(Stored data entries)
━━━━━━━━━━
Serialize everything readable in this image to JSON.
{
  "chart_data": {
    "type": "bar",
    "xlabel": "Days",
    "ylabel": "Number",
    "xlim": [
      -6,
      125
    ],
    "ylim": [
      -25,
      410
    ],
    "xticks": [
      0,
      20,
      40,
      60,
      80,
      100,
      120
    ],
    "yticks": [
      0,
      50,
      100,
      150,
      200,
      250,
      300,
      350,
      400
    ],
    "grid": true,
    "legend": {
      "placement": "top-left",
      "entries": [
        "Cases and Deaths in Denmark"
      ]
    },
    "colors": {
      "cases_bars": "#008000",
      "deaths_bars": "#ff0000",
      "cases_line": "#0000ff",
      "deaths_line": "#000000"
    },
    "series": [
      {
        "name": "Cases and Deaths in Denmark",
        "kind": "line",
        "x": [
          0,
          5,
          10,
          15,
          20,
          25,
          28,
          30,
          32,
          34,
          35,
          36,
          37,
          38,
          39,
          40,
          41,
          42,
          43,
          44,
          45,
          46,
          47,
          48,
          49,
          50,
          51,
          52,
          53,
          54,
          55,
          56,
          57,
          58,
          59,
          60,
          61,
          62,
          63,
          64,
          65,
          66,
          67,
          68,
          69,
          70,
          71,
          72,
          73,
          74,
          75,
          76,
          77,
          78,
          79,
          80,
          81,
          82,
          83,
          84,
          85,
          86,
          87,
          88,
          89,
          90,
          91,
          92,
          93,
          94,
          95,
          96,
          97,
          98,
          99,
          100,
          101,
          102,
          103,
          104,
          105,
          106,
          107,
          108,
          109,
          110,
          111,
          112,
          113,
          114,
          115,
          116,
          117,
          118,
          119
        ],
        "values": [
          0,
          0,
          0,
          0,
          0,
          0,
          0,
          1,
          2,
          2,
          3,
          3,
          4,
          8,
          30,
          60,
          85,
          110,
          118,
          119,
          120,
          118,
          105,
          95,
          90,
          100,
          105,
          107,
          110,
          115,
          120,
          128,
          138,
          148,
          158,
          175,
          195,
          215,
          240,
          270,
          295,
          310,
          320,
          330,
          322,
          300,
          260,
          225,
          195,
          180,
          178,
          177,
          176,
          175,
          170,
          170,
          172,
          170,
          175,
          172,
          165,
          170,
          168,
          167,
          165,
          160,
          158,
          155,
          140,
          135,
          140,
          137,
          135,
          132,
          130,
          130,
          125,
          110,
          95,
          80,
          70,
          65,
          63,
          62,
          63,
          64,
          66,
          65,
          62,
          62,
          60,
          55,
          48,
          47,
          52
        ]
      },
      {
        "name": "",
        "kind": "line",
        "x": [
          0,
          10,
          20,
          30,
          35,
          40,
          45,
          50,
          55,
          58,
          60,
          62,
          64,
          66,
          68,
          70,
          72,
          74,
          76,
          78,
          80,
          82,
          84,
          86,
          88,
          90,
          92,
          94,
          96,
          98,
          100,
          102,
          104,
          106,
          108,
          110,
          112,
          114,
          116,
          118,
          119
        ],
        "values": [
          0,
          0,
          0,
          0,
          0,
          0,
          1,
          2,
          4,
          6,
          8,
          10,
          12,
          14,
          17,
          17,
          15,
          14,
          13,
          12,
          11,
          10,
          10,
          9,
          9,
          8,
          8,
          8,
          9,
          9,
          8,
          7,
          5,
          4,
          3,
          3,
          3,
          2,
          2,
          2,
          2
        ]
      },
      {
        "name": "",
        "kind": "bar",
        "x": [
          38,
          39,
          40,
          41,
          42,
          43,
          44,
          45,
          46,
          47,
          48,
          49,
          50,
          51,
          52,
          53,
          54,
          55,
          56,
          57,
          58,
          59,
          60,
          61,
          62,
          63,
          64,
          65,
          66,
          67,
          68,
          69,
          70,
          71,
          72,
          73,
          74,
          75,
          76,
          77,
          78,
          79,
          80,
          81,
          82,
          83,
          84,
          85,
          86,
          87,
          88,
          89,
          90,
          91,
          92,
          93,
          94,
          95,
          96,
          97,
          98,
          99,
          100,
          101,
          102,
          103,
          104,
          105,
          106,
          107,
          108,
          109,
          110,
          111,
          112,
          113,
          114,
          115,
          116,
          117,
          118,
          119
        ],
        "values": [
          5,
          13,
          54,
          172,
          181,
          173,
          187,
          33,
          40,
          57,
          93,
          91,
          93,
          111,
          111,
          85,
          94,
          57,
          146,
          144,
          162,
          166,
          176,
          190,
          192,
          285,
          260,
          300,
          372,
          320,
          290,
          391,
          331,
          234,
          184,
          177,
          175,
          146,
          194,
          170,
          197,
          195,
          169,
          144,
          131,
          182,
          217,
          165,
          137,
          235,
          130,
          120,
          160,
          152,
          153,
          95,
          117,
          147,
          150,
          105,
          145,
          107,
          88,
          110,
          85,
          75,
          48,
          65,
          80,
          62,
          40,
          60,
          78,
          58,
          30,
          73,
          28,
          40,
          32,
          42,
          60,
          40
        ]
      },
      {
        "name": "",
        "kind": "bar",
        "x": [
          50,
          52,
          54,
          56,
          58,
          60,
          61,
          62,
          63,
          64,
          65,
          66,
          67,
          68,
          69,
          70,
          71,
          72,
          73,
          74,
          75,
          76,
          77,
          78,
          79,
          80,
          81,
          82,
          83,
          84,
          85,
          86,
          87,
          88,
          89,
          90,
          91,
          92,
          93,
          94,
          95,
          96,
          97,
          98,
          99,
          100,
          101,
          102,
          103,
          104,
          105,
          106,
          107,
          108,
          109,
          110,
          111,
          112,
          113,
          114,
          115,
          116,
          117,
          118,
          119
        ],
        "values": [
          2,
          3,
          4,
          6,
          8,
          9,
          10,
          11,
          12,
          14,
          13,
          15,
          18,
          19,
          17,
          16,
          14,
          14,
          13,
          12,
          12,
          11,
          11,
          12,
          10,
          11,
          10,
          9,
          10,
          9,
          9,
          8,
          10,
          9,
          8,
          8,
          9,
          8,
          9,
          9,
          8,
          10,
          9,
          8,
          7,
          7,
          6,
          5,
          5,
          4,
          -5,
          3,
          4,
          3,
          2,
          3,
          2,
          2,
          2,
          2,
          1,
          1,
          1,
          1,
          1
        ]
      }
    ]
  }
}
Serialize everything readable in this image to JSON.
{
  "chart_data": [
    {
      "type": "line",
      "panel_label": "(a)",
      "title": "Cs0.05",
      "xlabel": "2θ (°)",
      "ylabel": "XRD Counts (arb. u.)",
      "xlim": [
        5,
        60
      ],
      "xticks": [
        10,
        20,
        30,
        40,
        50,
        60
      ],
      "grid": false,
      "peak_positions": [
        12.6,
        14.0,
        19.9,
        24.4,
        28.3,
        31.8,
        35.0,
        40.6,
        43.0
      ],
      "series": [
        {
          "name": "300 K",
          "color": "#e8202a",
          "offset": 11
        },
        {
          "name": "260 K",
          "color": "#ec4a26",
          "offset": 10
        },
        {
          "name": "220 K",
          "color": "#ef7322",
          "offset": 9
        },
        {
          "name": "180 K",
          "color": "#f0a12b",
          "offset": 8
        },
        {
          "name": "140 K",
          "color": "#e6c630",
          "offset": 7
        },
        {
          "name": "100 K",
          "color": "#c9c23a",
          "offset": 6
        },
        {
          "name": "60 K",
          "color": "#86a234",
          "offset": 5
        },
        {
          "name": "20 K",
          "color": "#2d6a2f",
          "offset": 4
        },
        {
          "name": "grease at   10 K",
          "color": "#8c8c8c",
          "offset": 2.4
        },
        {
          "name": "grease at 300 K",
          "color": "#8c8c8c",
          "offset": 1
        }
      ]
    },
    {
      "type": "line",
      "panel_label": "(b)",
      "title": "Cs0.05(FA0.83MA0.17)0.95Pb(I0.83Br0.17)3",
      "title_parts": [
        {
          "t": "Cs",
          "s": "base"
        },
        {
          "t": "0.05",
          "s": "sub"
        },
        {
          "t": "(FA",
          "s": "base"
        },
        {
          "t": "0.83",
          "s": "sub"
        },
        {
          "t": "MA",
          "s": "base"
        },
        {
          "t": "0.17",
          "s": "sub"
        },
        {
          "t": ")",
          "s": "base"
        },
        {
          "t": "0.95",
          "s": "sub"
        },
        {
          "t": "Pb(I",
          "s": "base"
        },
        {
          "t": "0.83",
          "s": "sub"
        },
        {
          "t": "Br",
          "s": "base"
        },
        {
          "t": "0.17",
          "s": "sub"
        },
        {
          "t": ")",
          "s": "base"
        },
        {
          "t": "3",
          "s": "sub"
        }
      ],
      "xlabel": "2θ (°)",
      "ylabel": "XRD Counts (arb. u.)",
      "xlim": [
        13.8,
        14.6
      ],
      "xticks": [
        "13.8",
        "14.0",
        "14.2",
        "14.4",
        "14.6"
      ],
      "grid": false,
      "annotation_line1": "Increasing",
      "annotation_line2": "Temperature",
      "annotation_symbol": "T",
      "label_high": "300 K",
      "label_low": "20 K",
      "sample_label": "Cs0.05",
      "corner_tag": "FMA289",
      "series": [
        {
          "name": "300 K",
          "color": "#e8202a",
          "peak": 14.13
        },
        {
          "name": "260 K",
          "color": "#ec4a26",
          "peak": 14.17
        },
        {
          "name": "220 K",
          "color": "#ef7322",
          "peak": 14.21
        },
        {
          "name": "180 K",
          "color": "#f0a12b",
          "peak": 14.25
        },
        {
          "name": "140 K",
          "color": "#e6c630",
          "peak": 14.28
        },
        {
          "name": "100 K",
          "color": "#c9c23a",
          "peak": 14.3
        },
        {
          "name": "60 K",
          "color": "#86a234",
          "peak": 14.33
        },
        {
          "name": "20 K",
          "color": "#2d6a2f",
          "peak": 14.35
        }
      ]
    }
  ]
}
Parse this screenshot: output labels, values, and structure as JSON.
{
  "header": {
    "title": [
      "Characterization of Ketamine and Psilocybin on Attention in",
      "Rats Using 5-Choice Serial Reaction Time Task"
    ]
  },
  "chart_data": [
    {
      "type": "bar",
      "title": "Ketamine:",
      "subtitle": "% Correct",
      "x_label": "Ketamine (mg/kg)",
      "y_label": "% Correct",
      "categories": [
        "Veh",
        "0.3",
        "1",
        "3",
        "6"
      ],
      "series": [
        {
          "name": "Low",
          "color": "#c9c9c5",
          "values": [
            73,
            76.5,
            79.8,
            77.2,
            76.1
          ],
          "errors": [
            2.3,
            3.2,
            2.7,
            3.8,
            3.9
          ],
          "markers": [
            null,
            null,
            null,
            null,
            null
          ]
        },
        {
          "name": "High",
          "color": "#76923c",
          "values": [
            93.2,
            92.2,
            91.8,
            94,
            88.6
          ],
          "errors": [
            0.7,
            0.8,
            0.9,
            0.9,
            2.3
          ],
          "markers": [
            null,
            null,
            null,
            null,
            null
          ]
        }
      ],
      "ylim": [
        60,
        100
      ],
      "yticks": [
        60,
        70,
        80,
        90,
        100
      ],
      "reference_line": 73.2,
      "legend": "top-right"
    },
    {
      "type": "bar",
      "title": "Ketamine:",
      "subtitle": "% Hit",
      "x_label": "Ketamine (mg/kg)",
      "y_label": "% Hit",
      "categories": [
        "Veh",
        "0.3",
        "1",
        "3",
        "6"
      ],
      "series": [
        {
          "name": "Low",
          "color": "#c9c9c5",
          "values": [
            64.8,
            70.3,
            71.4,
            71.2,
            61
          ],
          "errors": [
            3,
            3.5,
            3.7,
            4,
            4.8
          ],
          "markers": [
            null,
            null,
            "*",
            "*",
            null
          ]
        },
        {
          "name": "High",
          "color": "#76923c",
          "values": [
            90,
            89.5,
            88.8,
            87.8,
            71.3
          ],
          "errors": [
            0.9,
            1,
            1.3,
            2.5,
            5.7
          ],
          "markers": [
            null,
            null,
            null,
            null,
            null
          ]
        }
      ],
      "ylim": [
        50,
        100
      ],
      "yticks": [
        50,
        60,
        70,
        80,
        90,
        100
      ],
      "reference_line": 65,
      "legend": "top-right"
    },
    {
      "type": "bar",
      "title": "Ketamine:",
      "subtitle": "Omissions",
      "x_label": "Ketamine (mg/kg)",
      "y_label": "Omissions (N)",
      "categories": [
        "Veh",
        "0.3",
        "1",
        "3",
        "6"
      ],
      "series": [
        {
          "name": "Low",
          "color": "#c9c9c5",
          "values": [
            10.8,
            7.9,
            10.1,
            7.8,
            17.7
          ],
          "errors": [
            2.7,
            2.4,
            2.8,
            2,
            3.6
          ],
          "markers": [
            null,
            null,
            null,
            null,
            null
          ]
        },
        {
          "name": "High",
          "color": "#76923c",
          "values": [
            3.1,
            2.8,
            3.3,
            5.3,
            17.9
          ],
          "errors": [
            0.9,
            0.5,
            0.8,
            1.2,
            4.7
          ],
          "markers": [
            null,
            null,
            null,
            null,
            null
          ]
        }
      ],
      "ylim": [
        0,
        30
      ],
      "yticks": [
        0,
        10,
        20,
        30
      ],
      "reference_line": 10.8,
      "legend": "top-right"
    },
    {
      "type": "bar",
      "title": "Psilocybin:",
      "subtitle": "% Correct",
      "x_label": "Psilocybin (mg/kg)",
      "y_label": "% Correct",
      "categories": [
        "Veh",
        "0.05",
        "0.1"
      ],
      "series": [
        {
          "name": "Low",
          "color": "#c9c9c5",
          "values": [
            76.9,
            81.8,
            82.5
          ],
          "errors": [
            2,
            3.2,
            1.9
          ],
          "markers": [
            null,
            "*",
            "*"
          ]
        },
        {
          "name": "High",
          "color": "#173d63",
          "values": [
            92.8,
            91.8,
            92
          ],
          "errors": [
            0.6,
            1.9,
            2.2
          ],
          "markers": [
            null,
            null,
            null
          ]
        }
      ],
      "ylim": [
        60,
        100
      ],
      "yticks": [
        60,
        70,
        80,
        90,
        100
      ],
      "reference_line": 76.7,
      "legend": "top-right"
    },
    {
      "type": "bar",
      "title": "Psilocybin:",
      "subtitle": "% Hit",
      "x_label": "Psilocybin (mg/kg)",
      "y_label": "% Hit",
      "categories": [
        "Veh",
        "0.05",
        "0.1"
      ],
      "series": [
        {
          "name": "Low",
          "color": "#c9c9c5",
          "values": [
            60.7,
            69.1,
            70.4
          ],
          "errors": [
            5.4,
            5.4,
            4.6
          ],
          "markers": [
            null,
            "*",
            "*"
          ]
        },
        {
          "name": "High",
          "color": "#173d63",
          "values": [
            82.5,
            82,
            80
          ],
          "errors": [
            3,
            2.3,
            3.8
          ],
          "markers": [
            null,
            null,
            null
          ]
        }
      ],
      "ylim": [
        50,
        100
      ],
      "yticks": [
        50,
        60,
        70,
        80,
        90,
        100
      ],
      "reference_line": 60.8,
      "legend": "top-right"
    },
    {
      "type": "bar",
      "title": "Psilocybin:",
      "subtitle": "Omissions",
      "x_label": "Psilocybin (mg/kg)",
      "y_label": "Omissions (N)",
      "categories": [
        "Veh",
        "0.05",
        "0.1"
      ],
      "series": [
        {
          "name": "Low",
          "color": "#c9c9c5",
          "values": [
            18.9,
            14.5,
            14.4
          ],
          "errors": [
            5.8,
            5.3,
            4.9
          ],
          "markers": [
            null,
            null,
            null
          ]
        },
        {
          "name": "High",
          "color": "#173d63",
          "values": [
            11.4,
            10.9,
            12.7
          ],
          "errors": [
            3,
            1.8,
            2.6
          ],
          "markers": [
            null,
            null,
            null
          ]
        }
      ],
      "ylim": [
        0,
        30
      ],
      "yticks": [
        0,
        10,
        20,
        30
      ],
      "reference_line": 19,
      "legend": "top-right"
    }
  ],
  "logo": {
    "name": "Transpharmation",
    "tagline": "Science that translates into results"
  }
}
━━━━━━━━━━
■ YOUR GOAL:
Tally the lines above containing "grease". Answer with the count only.

■ REPLY:
2